-------- Dataset records
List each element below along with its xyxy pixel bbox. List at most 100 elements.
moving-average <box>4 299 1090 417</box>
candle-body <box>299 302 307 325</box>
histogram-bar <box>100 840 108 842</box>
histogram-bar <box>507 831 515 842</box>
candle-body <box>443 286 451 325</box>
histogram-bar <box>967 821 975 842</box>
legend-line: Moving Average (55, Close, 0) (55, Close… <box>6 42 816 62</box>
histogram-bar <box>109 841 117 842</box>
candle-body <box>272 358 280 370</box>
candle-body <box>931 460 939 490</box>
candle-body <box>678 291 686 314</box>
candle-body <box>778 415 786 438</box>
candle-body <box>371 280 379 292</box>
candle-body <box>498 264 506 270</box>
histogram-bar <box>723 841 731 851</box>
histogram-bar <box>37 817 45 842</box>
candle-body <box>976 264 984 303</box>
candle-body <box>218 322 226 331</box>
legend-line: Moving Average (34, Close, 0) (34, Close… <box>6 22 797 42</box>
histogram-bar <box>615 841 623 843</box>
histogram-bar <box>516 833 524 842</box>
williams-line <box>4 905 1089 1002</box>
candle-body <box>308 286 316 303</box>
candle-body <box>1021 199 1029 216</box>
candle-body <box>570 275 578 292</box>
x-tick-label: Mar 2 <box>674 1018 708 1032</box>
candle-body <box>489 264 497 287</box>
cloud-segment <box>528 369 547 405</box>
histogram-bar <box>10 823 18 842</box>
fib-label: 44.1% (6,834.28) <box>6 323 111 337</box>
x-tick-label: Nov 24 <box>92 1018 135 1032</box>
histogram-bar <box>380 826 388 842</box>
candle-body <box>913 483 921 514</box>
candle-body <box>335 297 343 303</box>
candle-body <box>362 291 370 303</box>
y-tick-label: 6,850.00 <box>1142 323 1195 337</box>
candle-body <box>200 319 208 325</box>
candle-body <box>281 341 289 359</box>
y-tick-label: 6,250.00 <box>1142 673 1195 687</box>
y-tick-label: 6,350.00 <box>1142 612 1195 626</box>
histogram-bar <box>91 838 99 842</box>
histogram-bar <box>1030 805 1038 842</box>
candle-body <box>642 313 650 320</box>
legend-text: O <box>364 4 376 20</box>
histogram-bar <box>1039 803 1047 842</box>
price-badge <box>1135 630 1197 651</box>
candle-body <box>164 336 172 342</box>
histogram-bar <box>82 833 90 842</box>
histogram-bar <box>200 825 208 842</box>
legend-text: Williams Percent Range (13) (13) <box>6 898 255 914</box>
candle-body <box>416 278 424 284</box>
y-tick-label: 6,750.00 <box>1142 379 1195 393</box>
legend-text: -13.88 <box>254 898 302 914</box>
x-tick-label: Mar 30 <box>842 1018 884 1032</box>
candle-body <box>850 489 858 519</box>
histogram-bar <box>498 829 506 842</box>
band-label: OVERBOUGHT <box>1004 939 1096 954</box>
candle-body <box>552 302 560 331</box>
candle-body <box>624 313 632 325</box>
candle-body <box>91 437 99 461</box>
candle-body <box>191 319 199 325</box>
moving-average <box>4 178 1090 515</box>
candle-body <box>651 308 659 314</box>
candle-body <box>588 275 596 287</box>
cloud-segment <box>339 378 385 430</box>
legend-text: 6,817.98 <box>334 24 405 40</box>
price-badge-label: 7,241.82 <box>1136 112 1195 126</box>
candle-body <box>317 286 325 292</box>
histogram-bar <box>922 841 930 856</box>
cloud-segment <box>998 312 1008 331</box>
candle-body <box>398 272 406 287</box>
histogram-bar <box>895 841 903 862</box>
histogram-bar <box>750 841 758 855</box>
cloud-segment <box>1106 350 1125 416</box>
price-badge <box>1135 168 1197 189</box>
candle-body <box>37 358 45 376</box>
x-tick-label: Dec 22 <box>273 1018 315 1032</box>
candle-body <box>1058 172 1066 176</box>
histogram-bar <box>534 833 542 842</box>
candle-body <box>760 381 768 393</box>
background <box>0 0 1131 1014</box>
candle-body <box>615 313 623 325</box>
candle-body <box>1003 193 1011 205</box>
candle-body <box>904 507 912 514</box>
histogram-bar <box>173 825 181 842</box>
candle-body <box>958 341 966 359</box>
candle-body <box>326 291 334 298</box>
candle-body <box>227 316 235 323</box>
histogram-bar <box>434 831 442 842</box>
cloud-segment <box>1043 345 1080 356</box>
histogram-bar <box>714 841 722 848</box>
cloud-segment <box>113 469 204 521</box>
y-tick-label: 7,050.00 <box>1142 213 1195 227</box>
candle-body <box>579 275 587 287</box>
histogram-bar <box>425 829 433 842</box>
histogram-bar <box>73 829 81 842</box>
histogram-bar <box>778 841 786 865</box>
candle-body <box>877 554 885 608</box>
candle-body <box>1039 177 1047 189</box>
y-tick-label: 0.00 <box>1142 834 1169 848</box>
----------------
**Exercise task**:
Give the records above as a Markdown table with two columns, No. and Text, where No. numbers each row and Text holds one line. Leave out blank lines.

**Solution for this problem**:
| No. | Text |
|---|---|
| 1 | List each element below along with its xyxy pixel bbox. List at most 100 elements. |
| 2 | moving-average <box>4 299 1090 417</box> |
| 3 | candle-body <box>299 302 307 325</box> |
| 4 | histogram-bar <box>100 840 108 842</box> |
| 5 | histogram-bar <box>507 831 515 842</box> |
| 6 | candle-body <box>443 286 451 325</box> |
| 7 | histogram-bar <box>967 821 975 842</box> |
| 8 | legend-line: Moving Average (55, Close, 0) (55, Close… <box>6 42 816 62</box> |
| 9 | histogram-bar <box>109 841 117 842</box> |
| 10 | candle-body <box>272 358 280 370</box> |
| 11 | candle-body <box>931 460 939 490</box> |
| 12 | candle-body <box>678 291 686 314</box> |
| 13 | candle-body <box>778 415 786 438</box> |
| 14 | candle-body <box>371 280 379 292</box> |
| 15 | candle-body <box>498 264 506 270</box> |
| 16 | histogram-bar <box>723 841 731 851</box> |
| 17 | histogram-bar <box>37 817 45 842</box> |
| 18 | candle-body <box>976 264 984 303</box> |
| 19 | candle-body <box>218 322 226 331</box> |
| 20 | legend-line: Moving Average (34, Close, 0) (34, Close… <box>6 22 797 42</box> |
| 21 | histogram-bar <box>615 841 623 843</box> |
| 22 | histogram-bar <box>516 833 524 842</box> |
| 23 | williams-line <box>4 905 1089 1002</box> |
| 24 | candle-body <box>308 286 316 303</box> |
| 25 | candle-body <box>1021 199 1029 216</box> |
| 26 | candle-body <box>570 275 578 292</box> |
| 27 | x-tick-label: Mar 2 <box>674 1018 708 1032</box> |
| 28 | candle-body <box>489 264 497 287</box> |
| 29 | cloud-segment <box>528 369 547 405</box> |
| 30 | histogram-bar <box>10 823 18 842</box> |
| 31 | fib-label: 44.1% (6,834.28) <box>6 323 111 337</box> |
| 32 | x-tick-label: Nov 24 <box>92 1018 135 1032</box> |
| 33 | histogram-bar <box>380 826 388 842</box> |
| 34 | candle-body <box>913 483 921 514</box> |
| 35 | candle-body <box>335 297 343 303</box> |
| 36 | candle-body <box>362 291 370 303</box> |
| 37 | y-tick-label: 6,850.00 <box>1142 323 1195 337</box> |
| 38 | candle-body <box>200 319 208 325</box> |
| 39 | candle-body <box>281 341 289 359</box> |
| 40 | y-tick-label: 6,250.00 <box>1142 673 1195 687</box> |
| 41 | y-tick-label: 6,350.00 <box>1142 612 1195 626</box> |
| 42 | histogram-bar <box>91 838 99 842</box> |
| 43 | histogram-bar <box>1030 805 1038 842</box> |
| 44 | candle-body <box>642 313 650 320</box> |
| 45 | legend-text: O <box>364 4 376 20</box> |
| 46 | histogram-bar <box>1039 803 1047 842</box> |
| 47 | price-badge <box>1135 630 1197 651</box> |
| 48 | candle-body <box>164 336 172 342</box> |
| 49 | histogram-bar <box>82 833 90 842</box> |
| 50 | histogram-bar <box>200 825 208 842</box> |
| 51 | legend-text: Williams Percent Range (13) (13) <box>6 898 255 914</box> |
| 52 | candle-body <box>416 278 424 284</box> |
| 53 | y-tick-label: 6,750.00 <box>1142 379 1195 393</box> |
| 54 | legend-text: -13.88 <box>254 898 302 914</box> |
| 55 | x-tick-label: Mar 30 <box>842 1018 884 1032</box> |
| 56 | candle-body <box>850 489 858 519</box> |
| 57 | histogram-bar <box>498 829 506 842</box> |
| 58 | band-label: OVERBOUGHT <box>1004 939 1096 954</box> |
| 59 | candle-body <box>552 302 560 331</box> |
| 60 | candle-body <box>624 313 632 325</box> |
| 61 | candle-body <box>91 437 99 461</box> |
| 62 | candle-body <box>191 319 199 325</box> |
| 63 | moving-average <box>4 178 1090 515</box> |
| 64 | candle-body <box>651 308 659 314</box> |
| 65 | candle-body <box>588 275 596 287</box> |
| 66 | cloud-segment <box>339 378 385 430</box> |
| 67 | legend-text: 6,817.98 <box>334 24 405 40</box> |
| 68 | price-badge-label: 7,241.82 <box>1136 112 1195 126</box> |
| 69 | candle-body <box>317 286 325 292</box> |
| 70 | histogram-bar <box>922 841 930 856</box> |
| 71 | cloud-segment <box>998 312 1008 331</box> |
| 72 | candle-body <box>398 272 406 287</box> |
| 73 | histogram-bar <box>895 841 903 862</box> |
| 74 | histogram-bar <box>750 841 758 855</box> |
| 75 | cloud-segment <box>1106 350 1125 416</box> |
| 76 | price-badge <box>1135 168 1197 189</box> |
| 77 | candle-body <box>37 358 45 376</box> |
| 78 | x-tick-label: Dec 22 <box>273 1018 315 1032</box> |
| 79 | candle-body <box>1058 172 1066 176</box> |
| 80 | histogram-bar <box>534 833 542 842</box> |
| 81 | candle-body <box>760 381 768 393</box> |
| 82 | background <box>0 0 1131 1014</box> |
| 83 | candle-body <box>615 313 623 325</box> |
| 84 | candle-body <box>1003 193 1011 205</box> |
| 85 | candle-body <box>904 507 912 514</box> |
| 86 | histogram-bar <box>173 825 181 842</box> |
| 87 | candle-body <box>958 341 966 359</box> |
| 88 | candle-body <box>326 291 334 298</box> |
| 89 | candle-body <box>227 316 235 323</box> |
| 90 | histogram-bar <box>434 831 442 842</box> |
| 91 | cloud-segment <box>1043 345 1080 356</box> |
| 92 | histogram-bar <box>714 841 722 848</box> |
| 93 | cloud-segment <box>113 469 204 521</box> |
| 94 | y-tick-label: 7,050.00 <box>1142 213 1195 227</box> |
| 95 | candle-body <box>579 275 587 287</box> |
| 96 | histogram-bar <box>425 829 433 842</box> |
| 97 | histogram-bar <box>73 829 81 842</box> |
| 98 | histogram-bar <box>778 841 786 865</box> |
| 99 | candle-body <box>877 554 885 608</box> |
| 100 | candle-body <box>1039 177 1047 189</box> |
| 101 | y-tick-label: 0.00 <box>1142 834 1169 848</box> |